*SUPPLIED DATA*
-=-=-=-=-

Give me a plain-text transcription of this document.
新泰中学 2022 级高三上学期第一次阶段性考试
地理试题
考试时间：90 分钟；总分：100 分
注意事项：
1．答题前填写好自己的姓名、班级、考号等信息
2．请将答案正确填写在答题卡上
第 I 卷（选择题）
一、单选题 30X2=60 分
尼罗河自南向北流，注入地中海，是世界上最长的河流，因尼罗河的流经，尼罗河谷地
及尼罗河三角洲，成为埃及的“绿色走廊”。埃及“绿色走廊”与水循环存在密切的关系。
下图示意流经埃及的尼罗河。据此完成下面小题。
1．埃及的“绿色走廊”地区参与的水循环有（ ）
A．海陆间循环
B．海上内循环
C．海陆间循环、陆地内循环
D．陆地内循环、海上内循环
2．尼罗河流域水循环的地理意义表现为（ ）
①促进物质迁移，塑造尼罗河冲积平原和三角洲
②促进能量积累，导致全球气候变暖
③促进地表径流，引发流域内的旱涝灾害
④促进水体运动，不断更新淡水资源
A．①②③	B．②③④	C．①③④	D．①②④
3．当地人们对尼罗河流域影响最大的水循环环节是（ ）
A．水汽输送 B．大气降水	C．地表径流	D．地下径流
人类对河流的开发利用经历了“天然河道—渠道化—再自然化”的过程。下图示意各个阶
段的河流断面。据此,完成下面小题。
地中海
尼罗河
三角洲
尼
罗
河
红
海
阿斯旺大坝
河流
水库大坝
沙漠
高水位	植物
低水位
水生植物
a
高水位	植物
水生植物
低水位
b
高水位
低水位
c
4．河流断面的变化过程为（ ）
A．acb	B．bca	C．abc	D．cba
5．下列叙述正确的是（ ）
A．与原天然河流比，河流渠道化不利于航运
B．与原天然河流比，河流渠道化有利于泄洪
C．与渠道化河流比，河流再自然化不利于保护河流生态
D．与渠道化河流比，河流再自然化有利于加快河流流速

-=-=-=-=-

*WHAT IS REQUIRED*
Copy every line above in which the string "与渠道化河流比" shows up.

*SOLUTION TO THE PROBLEM*
C．与渠道化河流比，河流再自然化不利于保护河流生态
D．与渠道化河流比，河流再自然化有利于加快河流流速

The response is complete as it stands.